• **TRECHO APRESENTADO**
• • •
Para começar, vamos falar de Ellen Oleria. A cantora e compositora brasiliense completou 15 anos de carreira com o lançamento do projeto “Afrofuturista”, que combina ritmos como samba, forró, afoxé e carimbó a arranjos contemporâneos, com o intuito de evidenciar o protagonismo das comunidades negras brasileiras. Dona de uma bela voz que interpreta canções de diversos gêneros musicais, como MPB, samba e hip-hop, a compositora foi vencedora da primeira edição do programa The Voice Brasil, e atualmente, apresenta um programa que discute pautas ligadas ao universo LGBTQi na TV Brasil.

“Suor e choro. A noite é fria. Pra esses lances ninguém nunca está preparado. Depois de um dia duro, meu corpo foi travado. Assalto à mão armada. Levaram o violão, o microfone emprestado. Eu chorei, eu chorei. A bandidagem não acompanhou a estereotipia… Eram três garotos. Tipo uns quinze anos. Nunca vi na área esses garotos brancos.” Testando, Ellen Oléria.
• • •
• **MATERIAL FORNECIDO**
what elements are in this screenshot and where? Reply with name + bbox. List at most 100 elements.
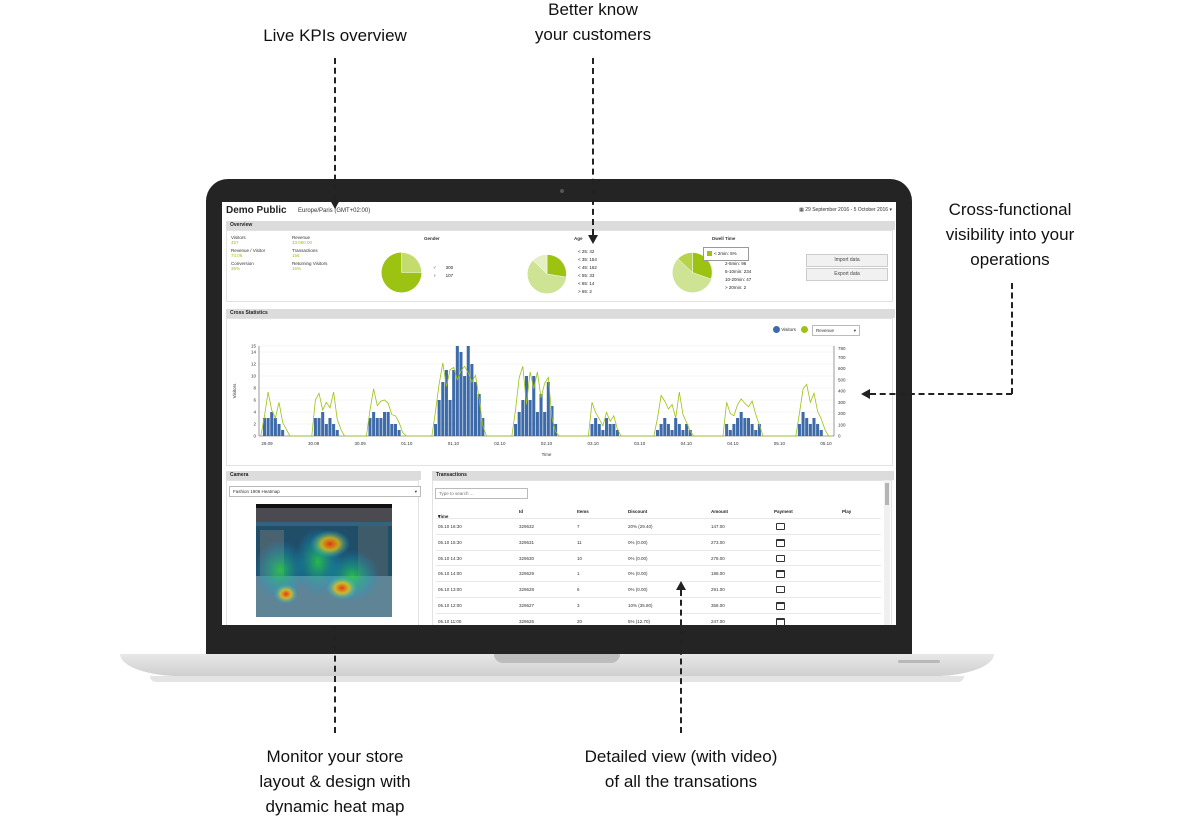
• • •
• **PROBLEMA CURTO**
Indique, com base no trecho sobre Ellen Oleria, de qual programa de televisão ela foi vencedora da primeira edição.

• **RESPOSTA COMPLETA**
Do programa The Voice Brasil.